==== DATA TO PROCESS

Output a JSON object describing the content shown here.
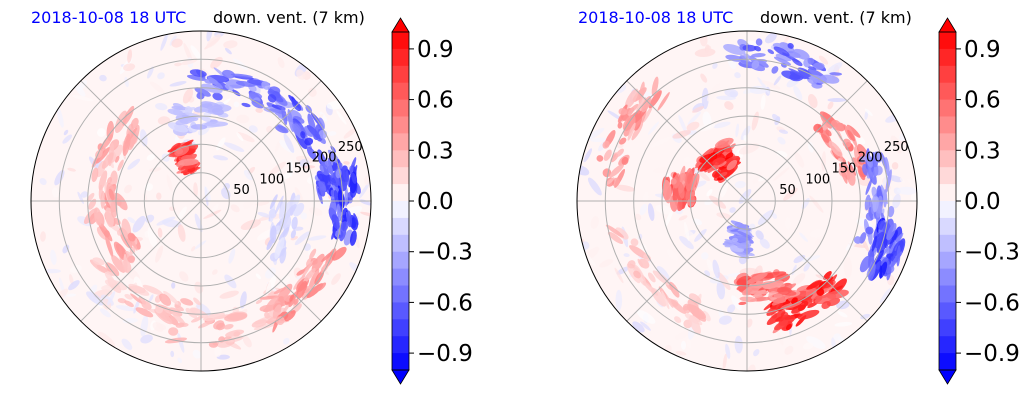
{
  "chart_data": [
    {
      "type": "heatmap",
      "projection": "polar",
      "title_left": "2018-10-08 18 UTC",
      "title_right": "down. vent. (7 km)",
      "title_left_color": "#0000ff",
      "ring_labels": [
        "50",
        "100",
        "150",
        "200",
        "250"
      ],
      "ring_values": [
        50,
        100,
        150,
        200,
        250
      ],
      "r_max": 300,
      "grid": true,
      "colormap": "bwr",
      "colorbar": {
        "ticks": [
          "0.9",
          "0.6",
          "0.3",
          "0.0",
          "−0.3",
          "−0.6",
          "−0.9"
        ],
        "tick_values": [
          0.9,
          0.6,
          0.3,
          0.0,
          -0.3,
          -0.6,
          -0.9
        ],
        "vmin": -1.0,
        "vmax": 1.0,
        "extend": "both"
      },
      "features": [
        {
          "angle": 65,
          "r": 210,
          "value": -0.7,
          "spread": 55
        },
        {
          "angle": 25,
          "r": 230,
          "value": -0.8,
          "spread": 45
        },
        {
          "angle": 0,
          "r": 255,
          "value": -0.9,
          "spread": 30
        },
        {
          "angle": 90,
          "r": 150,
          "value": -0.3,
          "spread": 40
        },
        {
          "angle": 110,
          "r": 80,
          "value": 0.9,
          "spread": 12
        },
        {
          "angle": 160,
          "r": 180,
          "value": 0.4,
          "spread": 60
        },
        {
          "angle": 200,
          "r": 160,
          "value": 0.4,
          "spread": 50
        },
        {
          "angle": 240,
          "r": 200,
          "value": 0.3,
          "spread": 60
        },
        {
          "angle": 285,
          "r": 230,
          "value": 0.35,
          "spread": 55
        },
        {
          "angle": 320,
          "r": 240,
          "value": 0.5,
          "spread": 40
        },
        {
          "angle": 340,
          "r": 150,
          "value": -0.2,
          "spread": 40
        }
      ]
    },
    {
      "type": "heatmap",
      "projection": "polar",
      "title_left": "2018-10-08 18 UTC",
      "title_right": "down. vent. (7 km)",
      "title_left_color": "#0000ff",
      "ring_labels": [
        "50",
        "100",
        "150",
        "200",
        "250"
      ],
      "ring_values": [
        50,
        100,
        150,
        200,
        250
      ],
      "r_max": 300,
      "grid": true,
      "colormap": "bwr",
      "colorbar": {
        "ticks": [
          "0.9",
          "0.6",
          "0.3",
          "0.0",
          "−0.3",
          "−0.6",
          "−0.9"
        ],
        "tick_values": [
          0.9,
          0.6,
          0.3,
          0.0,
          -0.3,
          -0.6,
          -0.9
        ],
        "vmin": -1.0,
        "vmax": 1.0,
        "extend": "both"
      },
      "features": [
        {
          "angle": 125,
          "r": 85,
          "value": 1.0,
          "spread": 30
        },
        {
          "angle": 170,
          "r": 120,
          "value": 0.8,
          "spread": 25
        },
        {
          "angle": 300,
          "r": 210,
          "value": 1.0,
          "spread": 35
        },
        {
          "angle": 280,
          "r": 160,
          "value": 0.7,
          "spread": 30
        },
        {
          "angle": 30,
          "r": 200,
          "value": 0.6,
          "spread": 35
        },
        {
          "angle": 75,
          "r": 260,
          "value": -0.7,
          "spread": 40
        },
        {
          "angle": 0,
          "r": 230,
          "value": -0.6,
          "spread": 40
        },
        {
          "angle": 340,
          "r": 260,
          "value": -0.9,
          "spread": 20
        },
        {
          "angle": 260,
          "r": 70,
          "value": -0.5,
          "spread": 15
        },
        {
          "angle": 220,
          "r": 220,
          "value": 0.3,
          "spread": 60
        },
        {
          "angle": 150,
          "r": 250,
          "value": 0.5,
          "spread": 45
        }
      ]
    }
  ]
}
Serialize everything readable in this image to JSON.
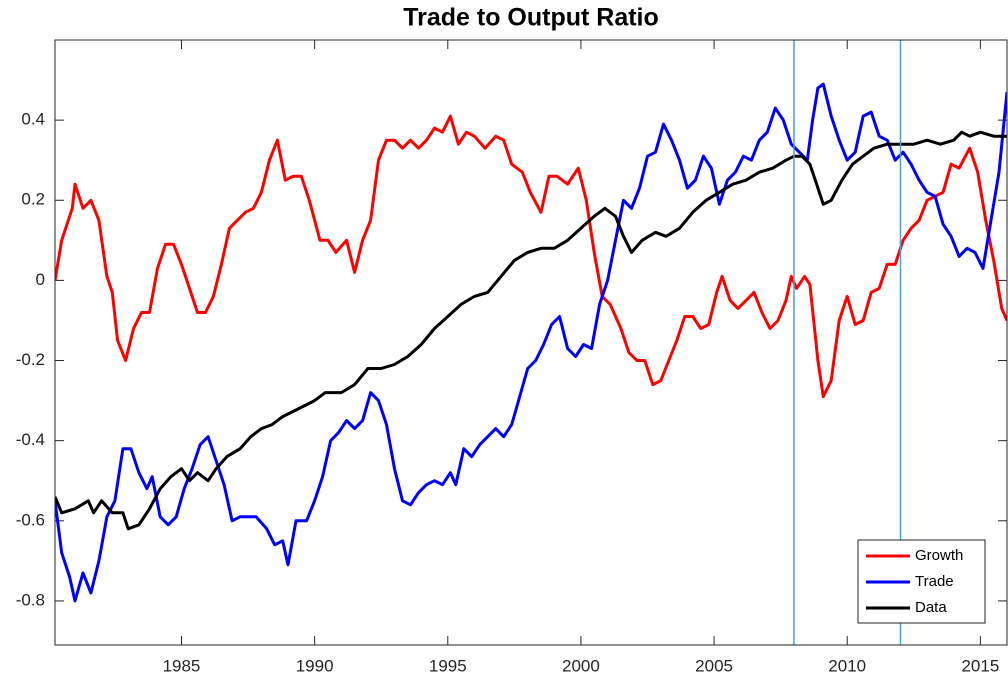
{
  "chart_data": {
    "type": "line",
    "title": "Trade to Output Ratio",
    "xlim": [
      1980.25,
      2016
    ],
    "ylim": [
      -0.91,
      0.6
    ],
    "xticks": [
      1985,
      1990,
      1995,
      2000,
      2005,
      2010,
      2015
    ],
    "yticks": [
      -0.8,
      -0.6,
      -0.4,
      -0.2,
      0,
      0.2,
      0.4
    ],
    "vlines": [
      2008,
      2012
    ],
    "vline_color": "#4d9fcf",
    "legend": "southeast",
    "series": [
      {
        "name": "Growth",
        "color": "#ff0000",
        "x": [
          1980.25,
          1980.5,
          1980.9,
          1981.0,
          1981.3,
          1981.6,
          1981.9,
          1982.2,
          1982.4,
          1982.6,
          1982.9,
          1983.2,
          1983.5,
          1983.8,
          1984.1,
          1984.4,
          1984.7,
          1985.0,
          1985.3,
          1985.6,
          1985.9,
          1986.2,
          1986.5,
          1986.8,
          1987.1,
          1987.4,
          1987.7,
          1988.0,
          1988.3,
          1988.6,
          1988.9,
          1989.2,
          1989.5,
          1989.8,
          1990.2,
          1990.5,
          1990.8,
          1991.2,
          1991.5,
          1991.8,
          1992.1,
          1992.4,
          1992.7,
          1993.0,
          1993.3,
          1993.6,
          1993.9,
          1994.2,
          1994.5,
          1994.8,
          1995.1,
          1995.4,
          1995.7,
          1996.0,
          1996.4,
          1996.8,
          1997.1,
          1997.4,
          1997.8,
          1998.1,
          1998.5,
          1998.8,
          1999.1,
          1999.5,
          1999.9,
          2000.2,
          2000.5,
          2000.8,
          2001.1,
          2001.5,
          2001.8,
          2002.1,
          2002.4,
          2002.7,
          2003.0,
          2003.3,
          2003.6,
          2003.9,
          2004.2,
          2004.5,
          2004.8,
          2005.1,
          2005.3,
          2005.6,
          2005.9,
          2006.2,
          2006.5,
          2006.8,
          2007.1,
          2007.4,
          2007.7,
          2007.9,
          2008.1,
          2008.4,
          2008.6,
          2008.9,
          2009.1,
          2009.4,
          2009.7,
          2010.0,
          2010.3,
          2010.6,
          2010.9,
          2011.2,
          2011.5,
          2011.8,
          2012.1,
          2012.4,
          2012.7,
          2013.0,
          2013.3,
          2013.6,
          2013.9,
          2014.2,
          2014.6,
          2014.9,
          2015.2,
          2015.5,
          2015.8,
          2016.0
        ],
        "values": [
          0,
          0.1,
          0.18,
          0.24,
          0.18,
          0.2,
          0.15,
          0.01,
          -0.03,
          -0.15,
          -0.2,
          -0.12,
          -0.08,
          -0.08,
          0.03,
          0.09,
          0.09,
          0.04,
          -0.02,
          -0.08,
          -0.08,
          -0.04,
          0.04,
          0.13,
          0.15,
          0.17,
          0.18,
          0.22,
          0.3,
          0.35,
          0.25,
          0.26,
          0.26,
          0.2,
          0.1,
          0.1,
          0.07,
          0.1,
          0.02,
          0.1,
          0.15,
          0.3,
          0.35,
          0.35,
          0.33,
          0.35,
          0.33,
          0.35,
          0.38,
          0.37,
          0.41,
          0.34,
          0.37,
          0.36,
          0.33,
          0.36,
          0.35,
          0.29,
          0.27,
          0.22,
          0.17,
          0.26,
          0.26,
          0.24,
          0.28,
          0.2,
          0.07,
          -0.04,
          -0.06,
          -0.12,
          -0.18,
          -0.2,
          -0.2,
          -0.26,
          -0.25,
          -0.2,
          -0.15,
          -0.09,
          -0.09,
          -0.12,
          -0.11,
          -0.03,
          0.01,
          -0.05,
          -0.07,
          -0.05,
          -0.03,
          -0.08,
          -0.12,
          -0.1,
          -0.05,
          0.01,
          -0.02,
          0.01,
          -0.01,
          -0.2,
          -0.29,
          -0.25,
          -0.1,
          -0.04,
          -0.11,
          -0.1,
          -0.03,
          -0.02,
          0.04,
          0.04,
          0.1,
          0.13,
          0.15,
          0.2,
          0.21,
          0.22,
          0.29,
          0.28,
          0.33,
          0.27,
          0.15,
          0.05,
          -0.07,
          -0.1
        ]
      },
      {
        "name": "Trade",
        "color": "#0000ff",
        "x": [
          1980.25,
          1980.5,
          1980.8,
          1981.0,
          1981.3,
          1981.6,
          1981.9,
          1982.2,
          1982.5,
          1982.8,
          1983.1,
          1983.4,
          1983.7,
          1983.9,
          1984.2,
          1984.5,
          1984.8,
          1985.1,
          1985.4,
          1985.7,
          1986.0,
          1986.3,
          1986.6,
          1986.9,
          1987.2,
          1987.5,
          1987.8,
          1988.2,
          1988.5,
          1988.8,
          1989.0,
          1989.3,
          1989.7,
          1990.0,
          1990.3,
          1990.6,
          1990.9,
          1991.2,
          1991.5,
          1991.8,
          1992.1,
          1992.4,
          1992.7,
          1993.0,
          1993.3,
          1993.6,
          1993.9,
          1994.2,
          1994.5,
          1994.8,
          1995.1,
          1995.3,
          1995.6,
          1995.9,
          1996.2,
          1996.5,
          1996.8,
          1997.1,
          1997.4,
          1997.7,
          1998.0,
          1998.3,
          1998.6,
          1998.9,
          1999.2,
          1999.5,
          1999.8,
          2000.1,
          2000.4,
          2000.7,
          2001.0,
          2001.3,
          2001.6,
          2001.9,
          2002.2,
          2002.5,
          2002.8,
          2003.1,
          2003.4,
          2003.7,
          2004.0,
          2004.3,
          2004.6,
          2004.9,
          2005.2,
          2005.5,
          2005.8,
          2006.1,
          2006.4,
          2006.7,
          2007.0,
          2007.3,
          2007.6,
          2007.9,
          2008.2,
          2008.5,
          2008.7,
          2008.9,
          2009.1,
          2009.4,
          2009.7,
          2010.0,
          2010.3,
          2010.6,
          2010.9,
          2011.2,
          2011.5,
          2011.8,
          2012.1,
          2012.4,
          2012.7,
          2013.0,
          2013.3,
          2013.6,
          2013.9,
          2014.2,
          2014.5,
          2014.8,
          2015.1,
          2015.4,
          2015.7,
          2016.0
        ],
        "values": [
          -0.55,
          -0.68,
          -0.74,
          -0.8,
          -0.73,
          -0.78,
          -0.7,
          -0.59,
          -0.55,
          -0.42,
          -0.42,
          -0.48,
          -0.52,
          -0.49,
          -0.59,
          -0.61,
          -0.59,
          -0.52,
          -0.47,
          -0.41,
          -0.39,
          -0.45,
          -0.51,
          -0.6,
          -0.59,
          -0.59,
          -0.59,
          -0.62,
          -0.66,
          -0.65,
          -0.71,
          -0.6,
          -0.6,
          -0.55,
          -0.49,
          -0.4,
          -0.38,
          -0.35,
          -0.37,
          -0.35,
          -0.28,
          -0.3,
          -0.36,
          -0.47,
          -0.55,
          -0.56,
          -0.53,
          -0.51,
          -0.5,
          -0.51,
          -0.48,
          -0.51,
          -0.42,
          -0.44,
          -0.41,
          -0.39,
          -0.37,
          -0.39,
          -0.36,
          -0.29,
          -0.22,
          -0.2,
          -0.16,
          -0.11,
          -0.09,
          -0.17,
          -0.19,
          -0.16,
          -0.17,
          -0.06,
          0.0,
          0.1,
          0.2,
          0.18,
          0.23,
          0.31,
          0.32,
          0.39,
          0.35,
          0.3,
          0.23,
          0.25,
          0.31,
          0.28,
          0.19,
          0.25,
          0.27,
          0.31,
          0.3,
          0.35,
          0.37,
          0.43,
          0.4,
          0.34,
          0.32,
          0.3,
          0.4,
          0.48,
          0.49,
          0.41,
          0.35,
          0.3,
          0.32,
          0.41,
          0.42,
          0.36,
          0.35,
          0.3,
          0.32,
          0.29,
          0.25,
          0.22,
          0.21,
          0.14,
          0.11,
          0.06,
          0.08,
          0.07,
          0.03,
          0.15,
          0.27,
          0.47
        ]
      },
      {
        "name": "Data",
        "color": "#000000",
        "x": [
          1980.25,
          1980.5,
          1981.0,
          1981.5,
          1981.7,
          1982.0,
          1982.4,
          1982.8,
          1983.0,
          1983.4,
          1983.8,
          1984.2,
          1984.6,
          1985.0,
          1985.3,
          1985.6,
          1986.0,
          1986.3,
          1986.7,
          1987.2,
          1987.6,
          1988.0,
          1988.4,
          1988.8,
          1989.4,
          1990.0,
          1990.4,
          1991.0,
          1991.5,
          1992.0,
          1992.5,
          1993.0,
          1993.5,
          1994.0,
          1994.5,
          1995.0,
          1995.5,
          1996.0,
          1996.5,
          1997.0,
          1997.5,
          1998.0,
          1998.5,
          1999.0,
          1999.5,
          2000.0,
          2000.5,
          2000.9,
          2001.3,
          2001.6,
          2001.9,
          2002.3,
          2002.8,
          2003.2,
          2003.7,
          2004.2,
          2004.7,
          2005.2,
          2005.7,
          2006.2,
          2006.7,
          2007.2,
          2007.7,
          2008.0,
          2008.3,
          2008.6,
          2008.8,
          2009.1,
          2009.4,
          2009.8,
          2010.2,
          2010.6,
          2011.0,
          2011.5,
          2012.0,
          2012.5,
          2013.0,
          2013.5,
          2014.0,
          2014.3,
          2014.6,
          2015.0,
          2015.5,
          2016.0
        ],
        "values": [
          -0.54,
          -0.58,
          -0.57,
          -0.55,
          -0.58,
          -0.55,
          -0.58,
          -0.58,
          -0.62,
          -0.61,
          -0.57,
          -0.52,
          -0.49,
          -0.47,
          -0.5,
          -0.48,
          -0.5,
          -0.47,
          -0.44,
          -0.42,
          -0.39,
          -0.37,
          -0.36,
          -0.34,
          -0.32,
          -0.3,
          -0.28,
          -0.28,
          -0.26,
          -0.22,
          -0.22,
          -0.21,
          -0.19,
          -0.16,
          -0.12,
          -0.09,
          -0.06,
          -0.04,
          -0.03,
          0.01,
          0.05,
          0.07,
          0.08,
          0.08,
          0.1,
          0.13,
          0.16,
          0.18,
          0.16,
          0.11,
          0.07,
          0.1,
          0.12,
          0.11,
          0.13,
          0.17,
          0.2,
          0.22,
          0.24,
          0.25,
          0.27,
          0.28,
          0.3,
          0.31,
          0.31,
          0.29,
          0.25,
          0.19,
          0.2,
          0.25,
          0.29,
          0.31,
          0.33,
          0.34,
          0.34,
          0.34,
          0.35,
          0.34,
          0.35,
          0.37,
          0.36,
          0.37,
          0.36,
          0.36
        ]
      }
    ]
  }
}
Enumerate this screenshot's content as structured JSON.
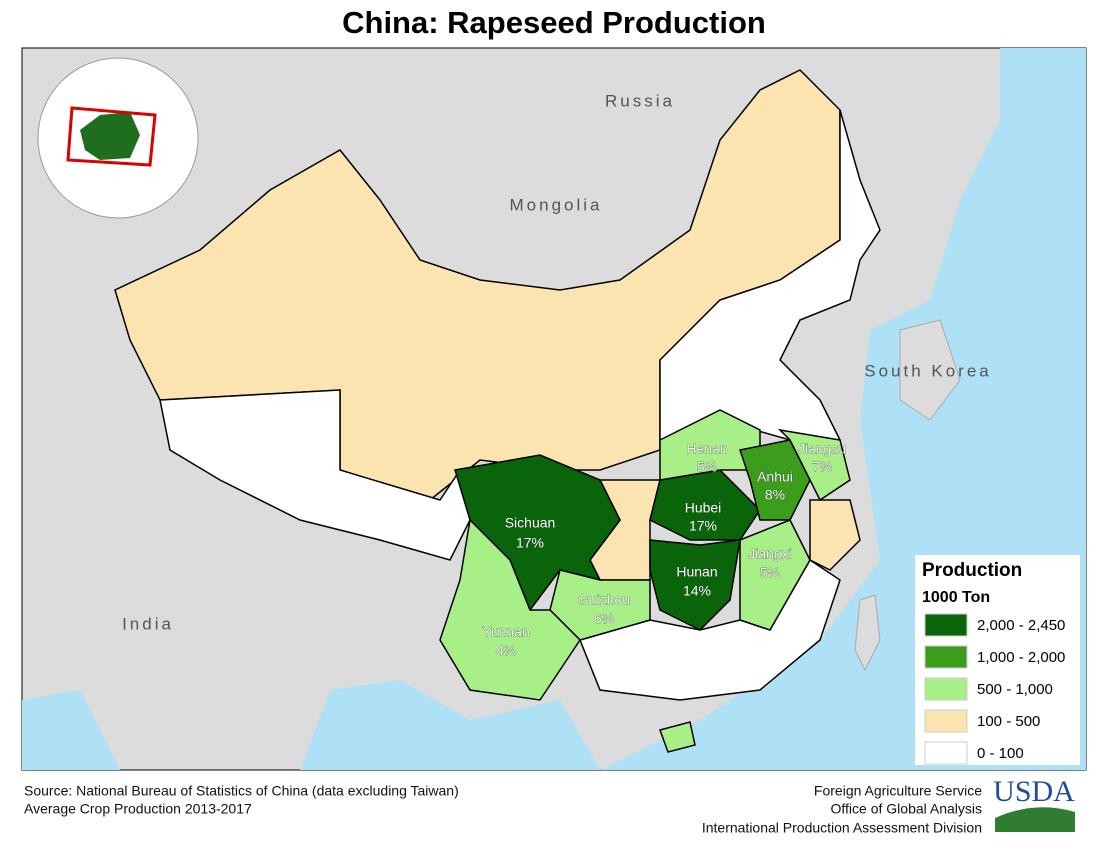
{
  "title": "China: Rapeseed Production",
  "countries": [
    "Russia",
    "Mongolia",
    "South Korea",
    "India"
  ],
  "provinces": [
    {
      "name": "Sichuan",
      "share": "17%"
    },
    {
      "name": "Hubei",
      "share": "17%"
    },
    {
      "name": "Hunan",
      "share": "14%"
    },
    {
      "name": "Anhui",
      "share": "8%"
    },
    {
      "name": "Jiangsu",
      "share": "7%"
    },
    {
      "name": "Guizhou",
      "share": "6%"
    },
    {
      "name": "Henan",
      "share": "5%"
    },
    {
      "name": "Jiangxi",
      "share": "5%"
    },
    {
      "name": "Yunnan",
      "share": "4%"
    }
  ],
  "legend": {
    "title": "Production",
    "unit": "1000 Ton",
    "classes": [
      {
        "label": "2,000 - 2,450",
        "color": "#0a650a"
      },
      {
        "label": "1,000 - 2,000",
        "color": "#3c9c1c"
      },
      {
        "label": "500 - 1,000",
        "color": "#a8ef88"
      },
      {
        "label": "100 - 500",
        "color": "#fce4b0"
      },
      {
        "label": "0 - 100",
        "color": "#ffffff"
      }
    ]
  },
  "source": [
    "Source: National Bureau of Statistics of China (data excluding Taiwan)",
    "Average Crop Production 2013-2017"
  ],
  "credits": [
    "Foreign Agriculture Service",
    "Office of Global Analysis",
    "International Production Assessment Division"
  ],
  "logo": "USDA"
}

========

Output each line of the listing above, word for word, from the one holding "Enumerate this screenshot's" through the last line, both included; omit the pictures.

FINISHED ANSWER:
Enumerate this screenshot's content as structured JSON.
{
  "title": "China: Rapeseed Production",
  "countries": [
    "Russia",
    "Mongolia",
    "South Korea",
    "India"
  ],
  "provinces": [
    {
      "name": "Sichuan",
      "share": "17%"
    },
    {
      "name": "Hubei",
      "share": "17%"
    },
    {
      "name": "Hunan",
      "share": "14%"
    },
    {
      "name": "Anhui",
      "share": "8%"
    },
    {
      "name": "Jiangsu",
      "share": "7%"
    },
    {
      "name": "Guizhou",
      "share": "6%"
    },
    {
      "name": "Henan",
      "share": "5%"
    },
    {
      "name": "Jiangxi",
      "share": "5%"
    },
    {
      "name": "Yunnan",
      "share": "4%"
    }
  ],
  "legend": {
    "title": "Production",
    "unit": "1000 Ton",
    "classes": [
      {
        "label": "2,000 - 2,450",
        "color": "#0a650a"
      },
      {
        "label": "1,000 - 2,000",
        "color": "#3c9c1c"
      },
      {
        "label": "500 - 1,000",
        "color": "#a8ef88"
      },
      {
        "label": "100 - 500",
        "color": "#fce4b0"
      },
      {
        "label": "0 - 100",
        "color": "#ffffff"
      }
    ]
  },
  "source": [
    "Source: National Bureau of Statistics of China (data excluding Taiwan)",
    "Average Crop Production 2013-2017"
  ],
  "credits": [
    "Foreign Agriculture Service",
    "Office of Global Analysis",
    "International Production Assessment Division"
  ],
  "logo": "USDA"
}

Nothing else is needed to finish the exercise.